WORK TO BE COMPLETED: Filter the data for lines with the word "बदलत", then copy every line so identified.

-------

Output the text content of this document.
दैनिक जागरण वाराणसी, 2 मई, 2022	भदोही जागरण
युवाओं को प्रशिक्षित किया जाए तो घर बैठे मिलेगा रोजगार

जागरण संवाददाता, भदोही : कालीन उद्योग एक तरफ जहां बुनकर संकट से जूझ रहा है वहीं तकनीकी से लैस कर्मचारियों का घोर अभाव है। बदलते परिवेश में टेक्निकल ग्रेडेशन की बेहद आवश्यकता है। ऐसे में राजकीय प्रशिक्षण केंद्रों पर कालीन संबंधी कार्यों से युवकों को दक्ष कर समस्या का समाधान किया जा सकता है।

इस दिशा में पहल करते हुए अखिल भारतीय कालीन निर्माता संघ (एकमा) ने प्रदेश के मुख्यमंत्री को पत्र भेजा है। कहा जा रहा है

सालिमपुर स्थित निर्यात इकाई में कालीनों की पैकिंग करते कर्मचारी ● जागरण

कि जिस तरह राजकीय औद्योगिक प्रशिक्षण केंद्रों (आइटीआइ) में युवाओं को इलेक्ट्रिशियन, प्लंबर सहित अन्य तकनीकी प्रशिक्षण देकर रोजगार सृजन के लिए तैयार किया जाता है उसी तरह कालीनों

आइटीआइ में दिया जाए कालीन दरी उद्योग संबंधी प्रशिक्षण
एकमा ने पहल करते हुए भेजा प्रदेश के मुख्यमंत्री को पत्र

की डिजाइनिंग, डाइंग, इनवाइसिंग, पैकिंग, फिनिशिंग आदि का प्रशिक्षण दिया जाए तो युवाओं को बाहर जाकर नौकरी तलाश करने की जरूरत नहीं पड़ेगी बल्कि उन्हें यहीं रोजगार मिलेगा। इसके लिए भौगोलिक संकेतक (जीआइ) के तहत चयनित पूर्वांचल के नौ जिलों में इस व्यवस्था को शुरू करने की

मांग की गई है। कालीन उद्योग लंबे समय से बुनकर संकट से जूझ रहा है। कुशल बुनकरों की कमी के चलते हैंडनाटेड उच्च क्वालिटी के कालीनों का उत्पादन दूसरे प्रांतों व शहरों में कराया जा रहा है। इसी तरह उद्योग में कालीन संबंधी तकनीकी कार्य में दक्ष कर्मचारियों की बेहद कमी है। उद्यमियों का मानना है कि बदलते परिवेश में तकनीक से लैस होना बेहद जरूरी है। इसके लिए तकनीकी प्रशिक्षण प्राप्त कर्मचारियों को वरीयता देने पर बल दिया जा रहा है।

-------

REPLY TO THE EXERCISE:
जागरण संवाददाता, भदोही : कालीन उद्योग एक तरफ जहां बुनकर संकट से जूझ रहा है वहीं तकनीकी से लैस कर्मचारियों का घोर अभाव है। बदलते परिवेश में टेक्निकल ग्रेडेशन की बेहद आवश्यकता है। ऐसे में राजकीय प्रशिक्षण केंद्रों पर कालीन संबंधी कार्यों से युवकों को दक्ष कर समस्या का समाधान किया जा सकता है।
मांग की गई है। कालीन उद्योग लंबे समय से बुनकर संकट से जूझ रहा है। कुशल बुनकरों की कमी के चलते हैंडनाटेड उच्च क्वालिटी के कालीनों का उत्पादन दूसरे प्रांतों व शहरों में कराया जा रहा है। इसी तरह उद्योग में कालीन संबंधी तकनीकी कार्य में दक्ष कर्मचारियों की बेहद कमी है। उद्यमियों का मानना है कि बदलते परिवेश में तकनीक से लैस होना बेहद जरूरी है। इसके लिए तकनीकी प्रशिक्षण प्राप्त कर्मचारियों को वरीयता देने पर बल दिया जा रहा है।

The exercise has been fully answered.